:: DATASET ENTRIES ::
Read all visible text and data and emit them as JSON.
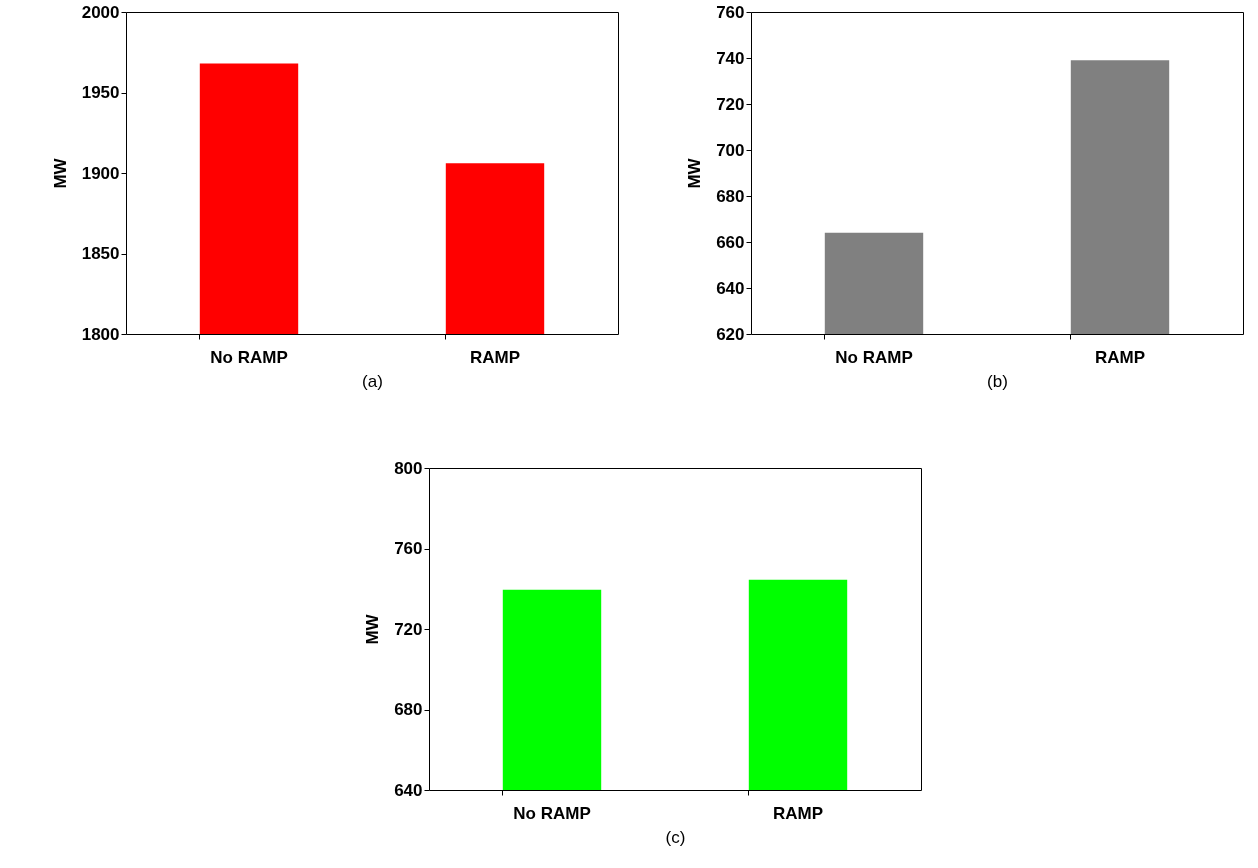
{
  "chart_data": [
    {
      "type": "bar",
      "categories": [
        "No RAMP",
        "RAMP"
      ],
      "values": [
        1968,
        1906
      ],
      "color": "#ff0000",
      "ylabel": "MW",
      "ylim": [
        1800,
        2000
      ],
      "yticks": [
        1800,
        1850,
        1900,
        1950,
        2000
      ],
      "grid": false,
      "annotations": [
        "(a)"
      ]
    },
    {
      "type": "bar",
      "categories": [
        "No RAMP",
        "RAMP"
      ],
      "values": [
        664,
        739
      ],
      "color": "#808080",
      "ylabel": "MW",
      "ylim": [
        620,
        760
      ],
      "yticks": [
        620,
        640,
        660,
        680,
        700,
        720,
        740,
        760
      ],
      "grid": false,
      "annotations": [
        "(b)"
      ]
    },
    {
      "type": "bar",
      "categories": [
        "No RAMP",
        "RAMP"
      ],
      "values": [
        739.5,
        744.5
      ],
      "color": "#00ff00",
      "ylabel": "MW",
      "ylim": [
        640,
        800
      ],
      "yticks": [
        640,
        680,
        720,
        760,
        800
      ],
      "grid": false,
      "annotations": [
        "(c)"
      ]
    }
  ]
}
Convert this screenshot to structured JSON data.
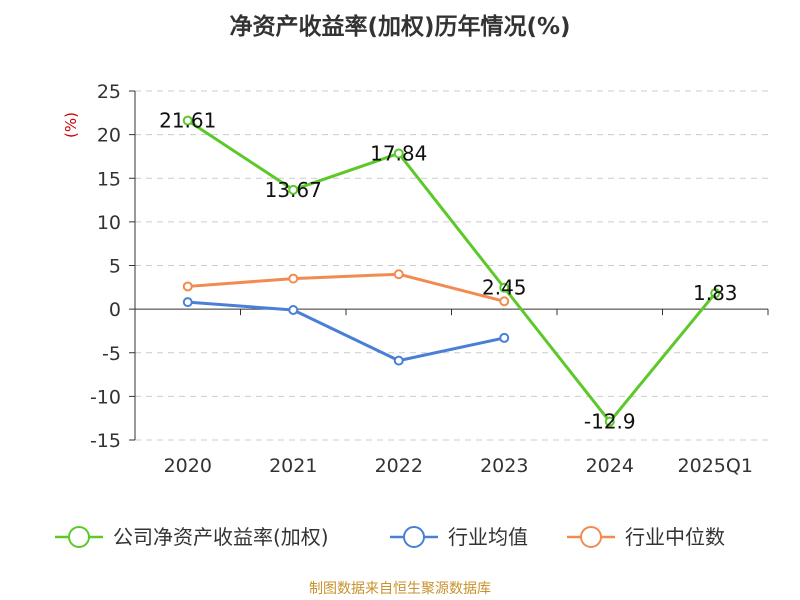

:: TASK OBJECTIVE ::
Every record above must be given again exactly; drop the pictures.

:: EXERCISE RESULT ::
Read all visible text and data and emit them as JSON.
{
  "chart_data": [
    {
      "type": "bar",
      "categories": [
        "No RAMP",
        "RAMP"
      ],
      "values": [
        1968,
        1906
      ],
      "color": "#ff0000",
      "ylabel": "MW",
      "ylim": [
        1800,
        2000
      ],
      "yticks": [
        1800,
        1850,
        1900,
        1950,
        2000
      ],
      "grid": false,
      "annotations": [
        "(a)"
      ]
    },
    {
      "type": "bar",
      "categories": [
        "No RAMP",
        "RAMP"
      ],
      "values": [
        664,
        739
      ],
      "color": "#808080",
      "ylabel": "MW",
      "ylim": [
        620,
        760
      ],
      "yticks": [
        620,
        640,
        660,
        680,
        700,
        720,
        740,
        760
      ],
      "grid": false,
      "annotations": [
        "(b)"
      ]
    },
    {
      "type": "bar",
      "categories": [
        "No RAMP",
        "RAMP"
      ],
      "values": [
        739.5,
        744.5
      ],
      "color": "#00ff00",
      "ylabel": "MW",
      "ylim": [
        640,
        800
      ],
      "yticks": [
        640,
        680,
        720,
        760,
        800
      ],
      "grid": false,
      "annotations": [
        "(c)"
      ]
    }
  ]
}
Convert this screenshot to structured JSON data.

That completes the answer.